Filter the records below for the word "logistiche". Copy each line that holds it.
═══ Records for processing
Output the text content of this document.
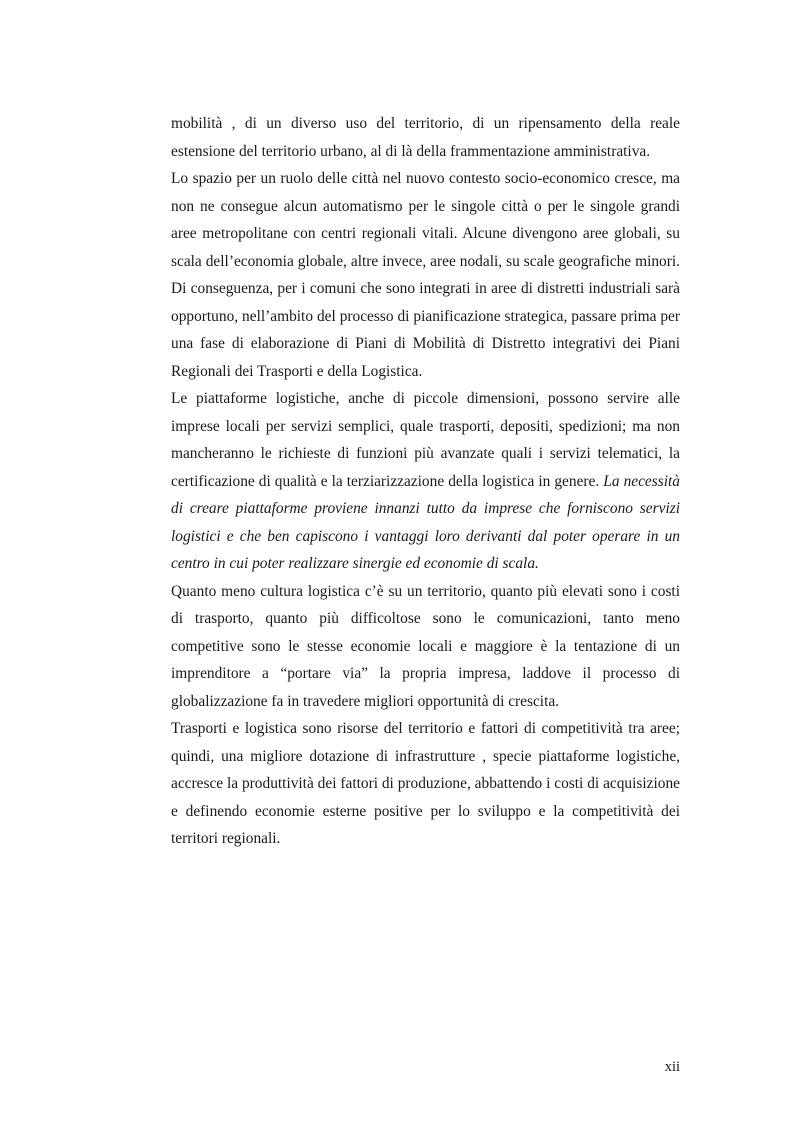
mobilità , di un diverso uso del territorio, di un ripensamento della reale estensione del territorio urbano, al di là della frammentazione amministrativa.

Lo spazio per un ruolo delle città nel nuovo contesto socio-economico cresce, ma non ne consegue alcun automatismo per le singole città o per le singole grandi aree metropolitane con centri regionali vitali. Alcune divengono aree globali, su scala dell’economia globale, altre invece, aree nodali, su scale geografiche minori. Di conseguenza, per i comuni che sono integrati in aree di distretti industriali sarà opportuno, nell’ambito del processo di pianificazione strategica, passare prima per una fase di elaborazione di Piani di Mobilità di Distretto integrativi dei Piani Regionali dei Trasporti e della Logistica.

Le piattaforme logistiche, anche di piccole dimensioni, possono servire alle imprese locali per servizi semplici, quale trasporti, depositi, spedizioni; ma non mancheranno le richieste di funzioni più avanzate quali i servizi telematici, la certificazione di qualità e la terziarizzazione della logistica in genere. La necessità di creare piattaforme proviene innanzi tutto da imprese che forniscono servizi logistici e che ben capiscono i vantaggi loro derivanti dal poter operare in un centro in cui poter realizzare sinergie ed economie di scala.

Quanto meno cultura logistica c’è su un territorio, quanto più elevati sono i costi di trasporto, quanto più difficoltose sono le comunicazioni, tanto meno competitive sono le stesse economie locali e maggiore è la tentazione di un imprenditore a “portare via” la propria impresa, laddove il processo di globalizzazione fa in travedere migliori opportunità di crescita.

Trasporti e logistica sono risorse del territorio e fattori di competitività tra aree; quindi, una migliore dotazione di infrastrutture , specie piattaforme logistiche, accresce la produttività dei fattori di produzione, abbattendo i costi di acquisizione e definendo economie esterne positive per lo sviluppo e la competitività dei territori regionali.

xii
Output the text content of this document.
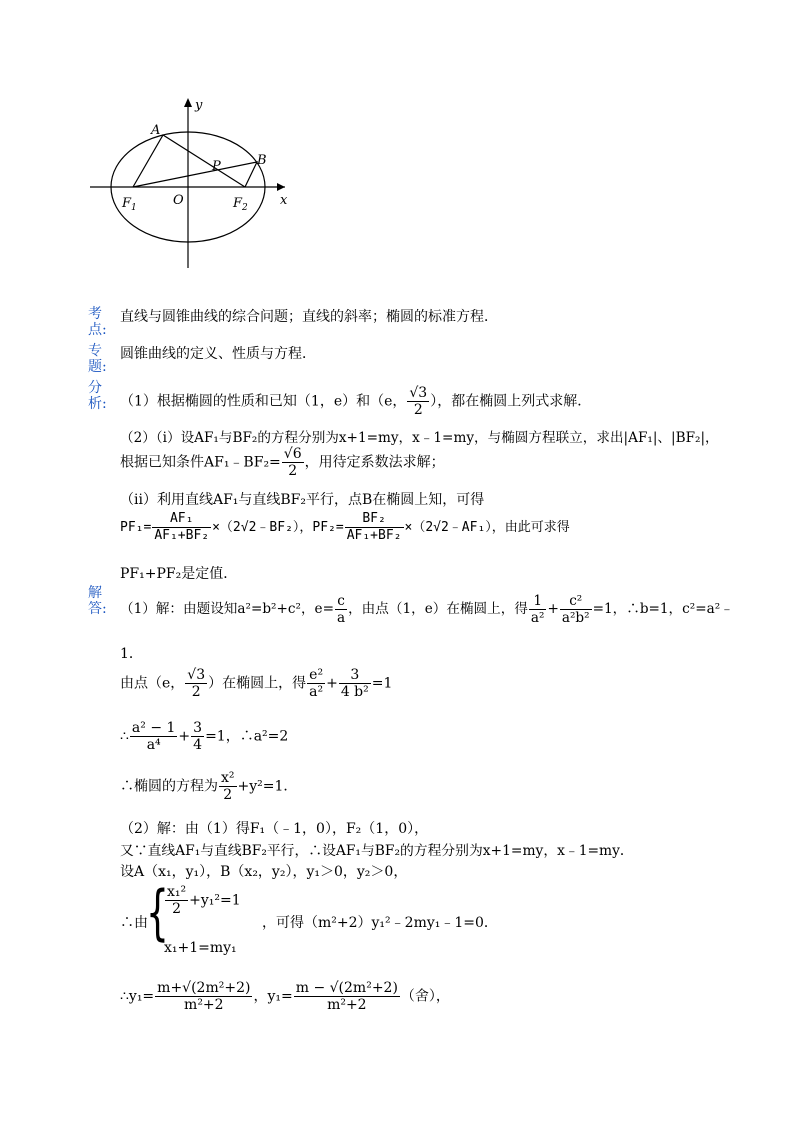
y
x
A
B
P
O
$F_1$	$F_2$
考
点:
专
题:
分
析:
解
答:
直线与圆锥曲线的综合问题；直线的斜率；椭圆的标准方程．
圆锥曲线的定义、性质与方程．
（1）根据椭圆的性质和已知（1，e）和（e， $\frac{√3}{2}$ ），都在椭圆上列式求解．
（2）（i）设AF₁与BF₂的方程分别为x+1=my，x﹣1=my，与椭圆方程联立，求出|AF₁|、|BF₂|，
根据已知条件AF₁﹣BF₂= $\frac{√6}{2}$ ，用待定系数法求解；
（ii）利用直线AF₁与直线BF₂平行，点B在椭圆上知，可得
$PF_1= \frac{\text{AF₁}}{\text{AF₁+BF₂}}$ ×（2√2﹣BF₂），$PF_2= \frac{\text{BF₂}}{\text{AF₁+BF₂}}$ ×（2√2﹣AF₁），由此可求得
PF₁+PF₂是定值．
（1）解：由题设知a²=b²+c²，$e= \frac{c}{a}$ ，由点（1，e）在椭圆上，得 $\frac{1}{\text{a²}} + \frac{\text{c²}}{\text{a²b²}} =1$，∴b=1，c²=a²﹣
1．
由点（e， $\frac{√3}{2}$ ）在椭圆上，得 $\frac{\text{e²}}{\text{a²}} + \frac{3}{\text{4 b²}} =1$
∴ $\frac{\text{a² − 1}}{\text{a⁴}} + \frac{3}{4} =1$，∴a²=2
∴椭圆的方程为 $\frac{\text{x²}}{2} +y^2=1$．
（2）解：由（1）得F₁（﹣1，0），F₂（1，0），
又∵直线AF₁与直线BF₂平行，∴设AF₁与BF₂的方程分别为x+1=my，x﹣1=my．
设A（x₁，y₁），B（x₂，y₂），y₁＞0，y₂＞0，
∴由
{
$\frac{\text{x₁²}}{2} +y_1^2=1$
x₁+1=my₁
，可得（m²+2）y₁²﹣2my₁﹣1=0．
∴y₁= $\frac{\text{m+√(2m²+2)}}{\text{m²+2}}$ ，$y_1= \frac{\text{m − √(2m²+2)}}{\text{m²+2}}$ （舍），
══════
═══ Records for processing
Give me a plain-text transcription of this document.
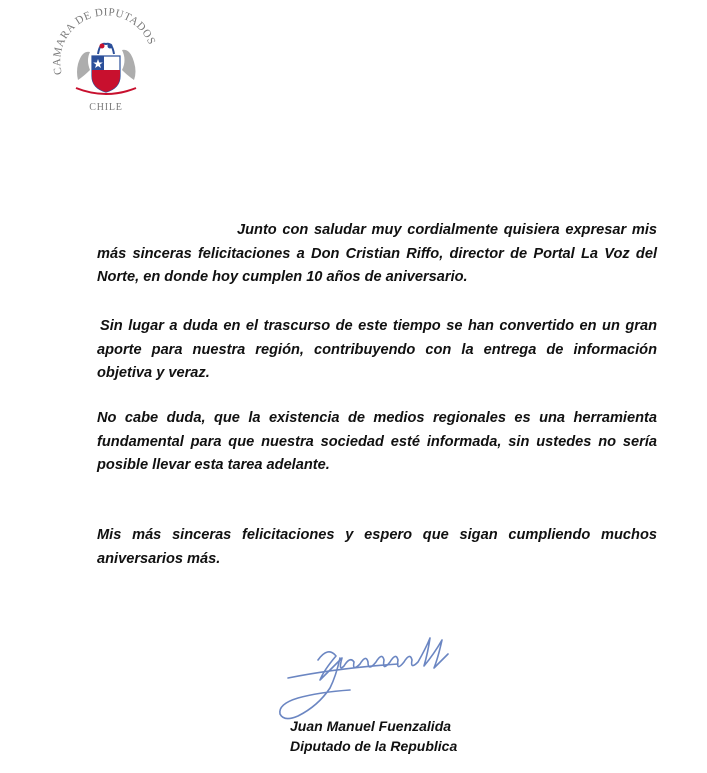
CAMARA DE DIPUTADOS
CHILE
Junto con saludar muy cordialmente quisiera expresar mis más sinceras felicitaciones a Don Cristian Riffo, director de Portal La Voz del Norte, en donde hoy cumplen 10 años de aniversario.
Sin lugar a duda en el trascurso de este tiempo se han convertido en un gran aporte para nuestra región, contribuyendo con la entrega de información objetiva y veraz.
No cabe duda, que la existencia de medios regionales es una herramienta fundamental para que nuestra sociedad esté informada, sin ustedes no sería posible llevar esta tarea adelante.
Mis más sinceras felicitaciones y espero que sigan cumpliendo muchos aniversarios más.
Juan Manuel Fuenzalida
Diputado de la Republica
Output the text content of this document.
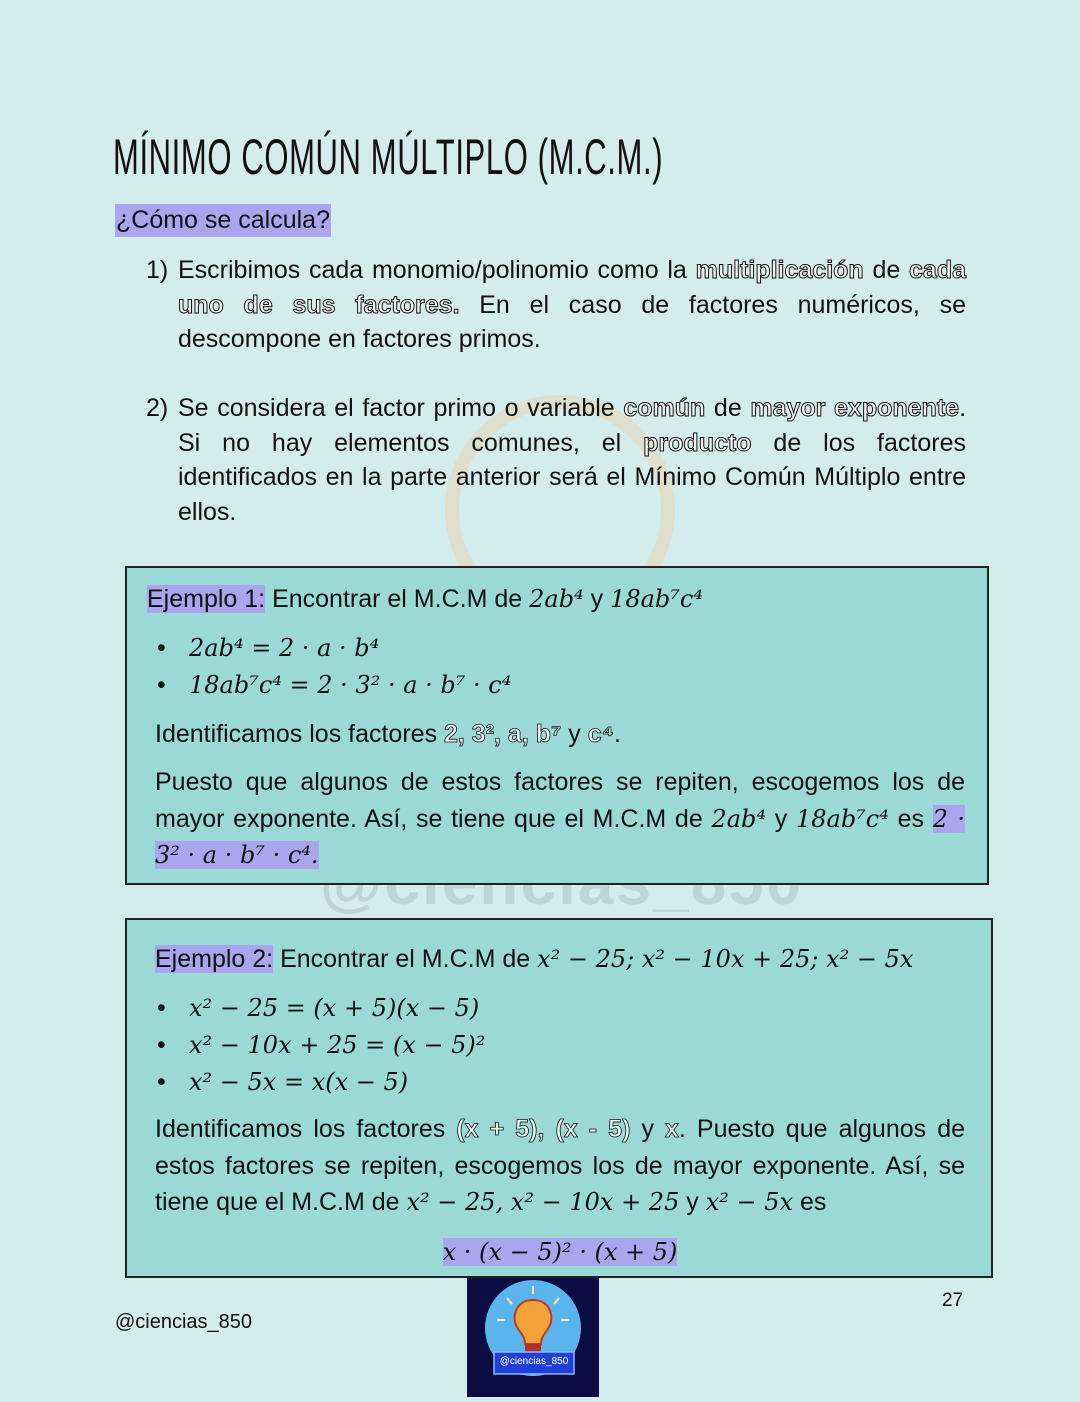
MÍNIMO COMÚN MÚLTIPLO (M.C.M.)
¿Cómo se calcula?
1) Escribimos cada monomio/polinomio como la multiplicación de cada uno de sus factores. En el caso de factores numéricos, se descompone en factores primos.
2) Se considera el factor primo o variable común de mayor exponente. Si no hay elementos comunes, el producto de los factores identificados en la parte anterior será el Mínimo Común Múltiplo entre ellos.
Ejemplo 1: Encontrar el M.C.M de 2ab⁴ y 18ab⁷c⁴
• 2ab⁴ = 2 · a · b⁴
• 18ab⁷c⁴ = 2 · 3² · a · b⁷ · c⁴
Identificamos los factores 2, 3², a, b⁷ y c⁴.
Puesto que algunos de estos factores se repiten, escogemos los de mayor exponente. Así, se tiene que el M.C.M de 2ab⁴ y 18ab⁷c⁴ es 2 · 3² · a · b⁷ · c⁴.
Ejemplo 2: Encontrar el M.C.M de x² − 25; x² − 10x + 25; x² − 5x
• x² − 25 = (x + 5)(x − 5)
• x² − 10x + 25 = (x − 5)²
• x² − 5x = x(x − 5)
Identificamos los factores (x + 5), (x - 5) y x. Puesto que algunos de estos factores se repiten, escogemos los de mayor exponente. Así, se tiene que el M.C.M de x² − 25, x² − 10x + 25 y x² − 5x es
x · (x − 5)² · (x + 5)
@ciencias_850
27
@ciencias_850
══════
═══ Records for processing
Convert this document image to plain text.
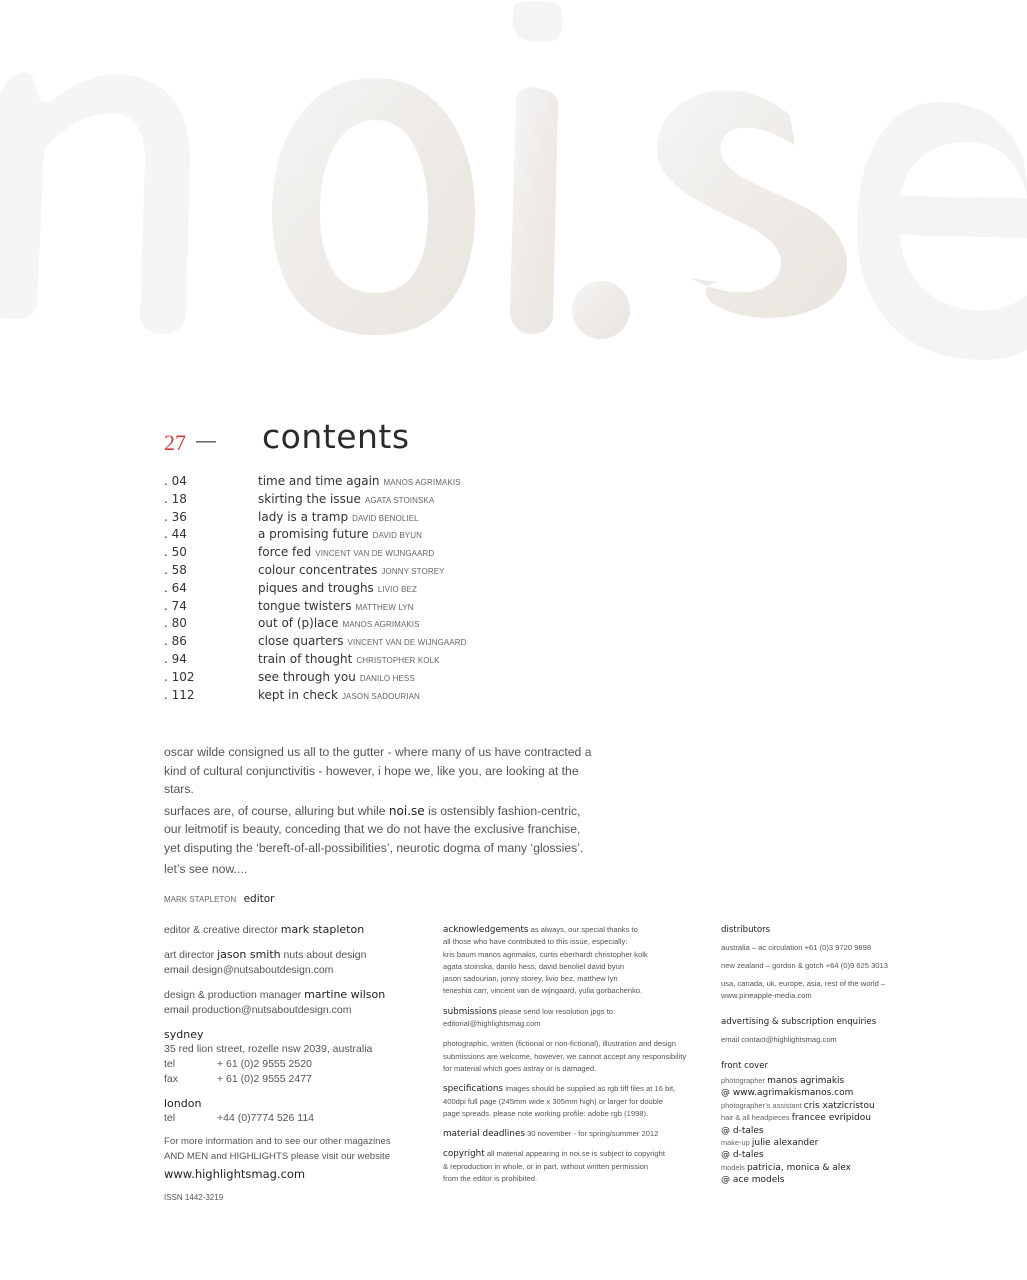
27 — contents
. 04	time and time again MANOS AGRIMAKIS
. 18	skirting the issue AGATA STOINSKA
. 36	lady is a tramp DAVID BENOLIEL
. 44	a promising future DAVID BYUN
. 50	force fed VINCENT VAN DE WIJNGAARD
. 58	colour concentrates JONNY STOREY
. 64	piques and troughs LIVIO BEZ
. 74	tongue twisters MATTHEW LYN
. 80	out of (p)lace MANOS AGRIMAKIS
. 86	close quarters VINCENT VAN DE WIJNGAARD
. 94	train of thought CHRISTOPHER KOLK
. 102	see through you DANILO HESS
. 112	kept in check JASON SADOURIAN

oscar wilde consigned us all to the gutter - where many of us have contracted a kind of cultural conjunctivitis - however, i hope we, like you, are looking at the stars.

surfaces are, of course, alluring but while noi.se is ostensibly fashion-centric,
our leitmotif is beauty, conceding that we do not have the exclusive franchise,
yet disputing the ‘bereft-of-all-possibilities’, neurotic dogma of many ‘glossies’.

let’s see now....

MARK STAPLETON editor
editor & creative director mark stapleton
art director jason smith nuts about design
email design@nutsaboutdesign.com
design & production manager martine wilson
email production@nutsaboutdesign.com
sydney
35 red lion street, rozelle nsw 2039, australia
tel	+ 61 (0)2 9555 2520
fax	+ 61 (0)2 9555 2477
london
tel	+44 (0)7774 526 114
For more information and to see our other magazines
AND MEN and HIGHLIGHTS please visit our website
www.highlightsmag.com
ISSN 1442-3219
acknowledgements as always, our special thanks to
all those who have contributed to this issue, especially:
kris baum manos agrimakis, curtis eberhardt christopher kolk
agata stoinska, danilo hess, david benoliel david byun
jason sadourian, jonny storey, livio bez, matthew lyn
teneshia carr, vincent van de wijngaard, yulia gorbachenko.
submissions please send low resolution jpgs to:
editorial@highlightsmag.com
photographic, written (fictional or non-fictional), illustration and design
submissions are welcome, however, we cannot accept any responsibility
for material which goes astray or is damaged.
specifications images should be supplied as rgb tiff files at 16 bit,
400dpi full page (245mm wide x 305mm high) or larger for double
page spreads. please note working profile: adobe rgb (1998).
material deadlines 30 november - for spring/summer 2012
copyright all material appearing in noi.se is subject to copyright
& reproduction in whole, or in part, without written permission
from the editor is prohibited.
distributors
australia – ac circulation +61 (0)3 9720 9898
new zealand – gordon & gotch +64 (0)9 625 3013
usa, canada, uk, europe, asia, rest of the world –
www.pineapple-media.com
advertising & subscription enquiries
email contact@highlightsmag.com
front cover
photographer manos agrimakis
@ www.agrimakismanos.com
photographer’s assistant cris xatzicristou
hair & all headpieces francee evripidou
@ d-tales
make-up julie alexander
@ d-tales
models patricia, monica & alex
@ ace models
══════
[Output below]
Le piattaforme logistiche, anche di piccole dimensioni, possono servire alle imprese locali per servizi semplici, quale trasporti, depositi, spedizioni; ma non mancheranno le richieste di funzioni più avanzate quali i servizi telematici, la certificazione di qualità e la terziarizzazione della logistica in genere. La necessità di creare piattaforme proviene innanzi tutto da imprese che forniscono servizi logistici e che ben capiscono i vantaggi loro derivanti dal poter operare in un centro in cui poter realizzare sinergie ed economie di scala.
Trasporti e logistica sono risorse del territorio e fattori di competitività tra aree; quindi, una migliore dotazione di infrastrutture , specie piattaforme logistiche, accresce la produttività dei fattori di produzione, abbattendo i costi di acquisizione e definendo economie esterne positive per lo sviluppo e la competitività dei territori regionali.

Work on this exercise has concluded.